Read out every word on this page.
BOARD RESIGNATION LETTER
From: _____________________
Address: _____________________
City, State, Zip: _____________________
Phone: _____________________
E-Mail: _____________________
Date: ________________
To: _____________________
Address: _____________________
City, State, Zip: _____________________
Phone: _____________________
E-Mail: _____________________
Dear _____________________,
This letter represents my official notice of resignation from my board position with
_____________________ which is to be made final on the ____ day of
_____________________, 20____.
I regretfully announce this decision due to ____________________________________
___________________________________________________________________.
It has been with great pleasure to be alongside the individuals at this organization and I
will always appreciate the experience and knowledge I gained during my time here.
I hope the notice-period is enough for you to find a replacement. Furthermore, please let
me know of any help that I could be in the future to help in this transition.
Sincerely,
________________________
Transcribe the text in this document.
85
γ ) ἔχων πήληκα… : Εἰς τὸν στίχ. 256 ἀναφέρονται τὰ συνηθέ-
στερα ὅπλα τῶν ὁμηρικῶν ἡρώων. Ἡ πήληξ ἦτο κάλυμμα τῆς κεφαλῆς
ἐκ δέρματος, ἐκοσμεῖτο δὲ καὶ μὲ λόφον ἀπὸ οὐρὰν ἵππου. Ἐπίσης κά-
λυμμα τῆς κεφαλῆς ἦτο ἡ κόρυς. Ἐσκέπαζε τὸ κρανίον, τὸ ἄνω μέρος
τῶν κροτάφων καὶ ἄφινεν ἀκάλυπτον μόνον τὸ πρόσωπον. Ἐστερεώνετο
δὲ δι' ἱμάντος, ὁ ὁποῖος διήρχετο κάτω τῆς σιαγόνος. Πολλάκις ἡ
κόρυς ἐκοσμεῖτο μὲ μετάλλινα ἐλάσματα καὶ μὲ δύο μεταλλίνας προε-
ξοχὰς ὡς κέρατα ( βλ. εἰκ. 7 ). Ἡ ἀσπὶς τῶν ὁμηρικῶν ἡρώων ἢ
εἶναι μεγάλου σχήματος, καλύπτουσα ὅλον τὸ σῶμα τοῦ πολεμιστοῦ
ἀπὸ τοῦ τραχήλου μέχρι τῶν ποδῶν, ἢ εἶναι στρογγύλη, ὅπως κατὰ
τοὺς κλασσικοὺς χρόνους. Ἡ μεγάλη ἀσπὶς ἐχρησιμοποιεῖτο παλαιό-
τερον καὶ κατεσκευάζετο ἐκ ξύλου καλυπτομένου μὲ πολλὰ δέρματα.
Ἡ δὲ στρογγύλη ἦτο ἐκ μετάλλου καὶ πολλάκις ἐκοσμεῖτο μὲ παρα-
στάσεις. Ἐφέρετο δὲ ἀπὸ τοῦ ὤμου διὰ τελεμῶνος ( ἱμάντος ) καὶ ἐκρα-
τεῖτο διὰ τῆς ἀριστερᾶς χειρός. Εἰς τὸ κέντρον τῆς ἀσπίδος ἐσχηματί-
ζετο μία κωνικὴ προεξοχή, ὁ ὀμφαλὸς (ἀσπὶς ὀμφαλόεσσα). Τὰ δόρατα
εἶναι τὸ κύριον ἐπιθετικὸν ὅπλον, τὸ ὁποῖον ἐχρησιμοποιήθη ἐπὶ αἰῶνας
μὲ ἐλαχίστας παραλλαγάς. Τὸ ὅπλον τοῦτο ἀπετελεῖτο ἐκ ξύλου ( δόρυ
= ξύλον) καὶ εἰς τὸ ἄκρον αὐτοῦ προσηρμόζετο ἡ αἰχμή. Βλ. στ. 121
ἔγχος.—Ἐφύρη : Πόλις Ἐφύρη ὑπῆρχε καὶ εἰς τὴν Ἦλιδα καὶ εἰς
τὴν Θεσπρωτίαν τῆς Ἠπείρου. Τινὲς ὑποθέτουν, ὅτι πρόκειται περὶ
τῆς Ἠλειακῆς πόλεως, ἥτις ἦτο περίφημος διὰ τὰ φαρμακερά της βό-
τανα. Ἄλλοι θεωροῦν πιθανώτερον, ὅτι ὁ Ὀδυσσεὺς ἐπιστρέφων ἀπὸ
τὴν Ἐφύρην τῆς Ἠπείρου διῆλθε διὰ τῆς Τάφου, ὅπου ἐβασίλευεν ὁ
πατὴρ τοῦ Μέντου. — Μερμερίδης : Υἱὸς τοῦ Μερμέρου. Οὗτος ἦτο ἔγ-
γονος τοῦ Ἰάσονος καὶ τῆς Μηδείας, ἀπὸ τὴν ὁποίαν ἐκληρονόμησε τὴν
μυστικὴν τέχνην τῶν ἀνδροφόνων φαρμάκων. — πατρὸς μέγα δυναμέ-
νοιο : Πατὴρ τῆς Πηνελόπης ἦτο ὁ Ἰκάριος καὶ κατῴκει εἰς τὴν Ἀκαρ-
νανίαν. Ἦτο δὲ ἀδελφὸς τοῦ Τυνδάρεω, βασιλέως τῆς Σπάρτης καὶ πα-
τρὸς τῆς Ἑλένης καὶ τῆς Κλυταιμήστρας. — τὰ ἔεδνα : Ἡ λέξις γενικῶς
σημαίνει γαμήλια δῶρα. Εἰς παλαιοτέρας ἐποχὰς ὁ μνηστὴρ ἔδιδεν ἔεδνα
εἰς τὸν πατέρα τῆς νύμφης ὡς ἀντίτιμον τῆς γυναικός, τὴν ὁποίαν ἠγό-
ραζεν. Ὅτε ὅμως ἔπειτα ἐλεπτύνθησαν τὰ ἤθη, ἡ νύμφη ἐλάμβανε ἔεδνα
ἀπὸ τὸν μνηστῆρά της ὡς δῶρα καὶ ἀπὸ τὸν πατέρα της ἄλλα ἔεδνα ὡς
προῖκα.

=======

__JOB__
Copy all lines from the material that hold "notice".

__RESULT__
This letter represents my official notice of resignation from my board position with
I hope the notice-period is enough for you to find a replacement. Furthermore, please let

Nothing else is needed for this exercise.